(begin)

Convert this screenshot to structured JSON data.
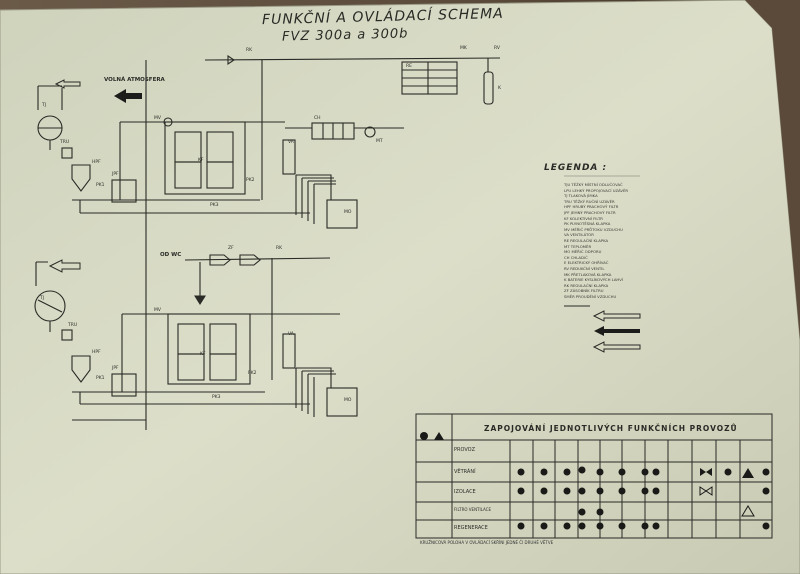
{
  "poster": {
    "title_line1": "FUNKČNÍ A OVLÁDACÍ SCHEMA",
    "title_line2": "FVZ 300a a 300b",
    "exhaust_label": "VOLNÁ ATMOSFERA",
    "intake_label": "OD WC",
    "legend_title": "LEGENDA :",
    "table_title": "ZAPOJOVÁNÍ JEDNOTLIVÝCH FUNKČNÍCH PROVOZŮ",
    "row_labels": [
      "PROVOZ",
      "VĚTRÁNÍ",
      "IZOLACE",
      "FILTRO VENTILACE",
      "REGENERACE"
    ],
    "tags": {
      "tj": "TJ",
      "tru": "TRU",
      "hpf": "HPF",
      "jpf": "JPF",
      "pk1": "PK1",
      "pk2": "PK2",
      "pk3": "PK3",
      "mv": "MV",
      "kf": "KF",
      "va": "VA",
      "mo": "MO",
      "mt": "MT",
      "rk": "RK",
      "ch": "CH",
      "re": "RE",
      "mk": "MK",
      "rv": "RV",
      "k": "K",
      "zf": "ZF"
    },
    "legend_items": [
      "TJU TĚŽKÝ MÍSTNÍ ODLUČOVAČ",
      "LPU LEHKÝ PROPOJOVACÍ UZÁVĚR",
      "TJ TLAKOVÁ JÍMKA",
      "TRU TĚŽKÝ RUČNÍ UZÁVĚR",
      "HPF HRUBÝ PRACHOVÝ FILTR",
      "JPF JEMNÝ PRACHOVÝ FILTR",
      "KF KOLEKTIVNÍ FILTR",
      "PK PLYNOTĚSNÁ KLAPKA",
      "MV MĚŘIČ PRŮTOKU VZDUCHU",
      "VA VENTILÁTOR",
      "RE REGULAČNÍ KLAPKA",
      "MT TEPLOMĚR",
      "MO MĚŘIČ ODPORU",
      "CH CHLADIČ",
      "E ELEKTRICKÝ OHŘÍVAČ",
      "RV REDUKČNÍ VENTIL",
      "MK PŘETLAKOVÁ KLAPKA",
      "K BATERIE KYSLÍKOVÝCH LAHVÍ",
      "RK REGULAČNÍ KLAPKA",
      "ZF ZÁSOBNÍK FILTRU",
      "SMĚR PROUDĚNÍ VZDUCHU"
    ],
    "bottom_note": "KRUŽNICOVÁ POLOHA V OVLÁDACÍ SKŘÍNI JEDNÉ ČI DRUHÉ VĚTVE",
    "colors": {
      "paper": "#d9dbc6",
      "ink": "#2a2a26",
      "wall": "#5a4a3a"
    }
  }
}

(end)
(begin)

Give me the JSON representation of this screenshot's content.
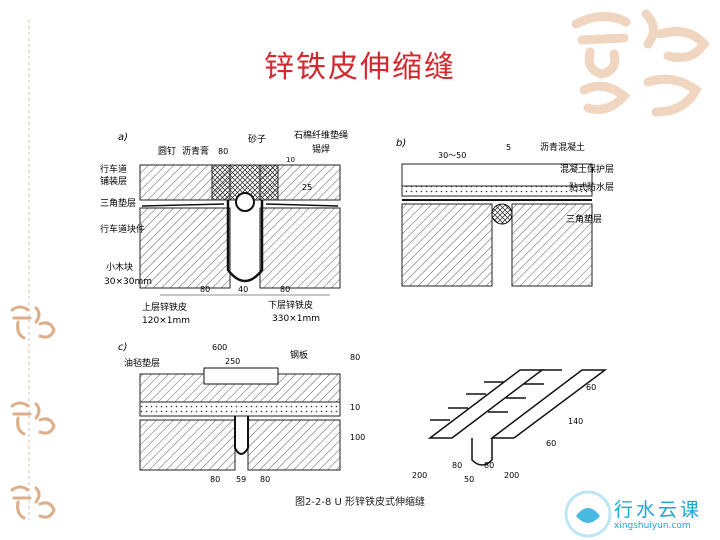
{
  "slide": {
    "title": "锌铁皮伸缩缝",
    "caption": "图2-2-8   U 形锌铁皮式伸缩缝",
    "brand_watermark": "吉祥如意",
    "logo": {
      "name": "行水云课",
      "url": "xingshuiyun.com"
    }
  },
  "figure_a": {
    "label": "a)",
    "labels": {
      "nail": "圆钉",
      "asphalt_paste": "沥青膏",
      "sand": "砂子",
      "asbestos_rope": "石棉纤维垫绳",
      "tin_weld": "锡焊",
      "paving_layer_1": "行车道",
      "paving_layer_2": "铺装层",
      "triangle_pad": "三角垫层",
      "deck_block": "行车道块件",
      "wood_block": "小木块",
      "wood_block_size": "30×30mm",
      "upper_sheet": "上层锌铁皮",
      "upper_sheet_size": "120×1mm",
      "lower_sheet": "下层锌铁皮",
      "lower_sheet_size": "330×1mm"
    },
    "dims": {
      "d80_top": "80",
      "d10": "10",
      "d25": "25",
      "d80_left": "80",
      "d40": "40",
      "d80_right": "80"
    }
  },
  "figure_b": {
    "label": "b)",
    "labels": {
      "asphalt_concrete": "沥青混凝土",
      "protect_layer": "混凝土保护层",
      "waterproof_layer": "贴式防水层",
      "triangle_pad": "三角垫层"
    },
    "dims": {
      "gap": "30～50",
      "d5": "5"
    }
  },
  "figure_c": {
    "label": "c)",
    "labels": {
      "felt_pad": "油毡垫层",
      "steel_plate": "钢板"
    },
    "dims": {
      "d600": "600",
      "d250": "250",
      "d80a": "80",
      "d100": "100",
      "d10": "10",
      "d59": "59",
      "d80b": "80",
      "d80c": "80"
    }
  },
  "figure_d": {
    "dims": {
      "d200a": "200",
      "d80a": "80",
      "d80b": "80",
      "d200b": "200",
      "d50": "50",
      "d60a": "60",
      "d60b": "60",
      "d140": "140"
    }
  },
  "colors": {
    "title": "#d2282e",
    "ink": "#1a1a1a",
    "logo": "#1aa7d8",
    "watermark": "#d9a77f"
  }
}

(end)

■ EXERCISE OBJECTIVE: Find the word "PRACHOVÝ" in the entries above and gather every line that holds it.

■ EXERCISE ANSWER:
      "HPF HRUBÝ PRACHOVÝ FILTR",
      "JPF JEMNÝ PRACHOVÝ FILTR",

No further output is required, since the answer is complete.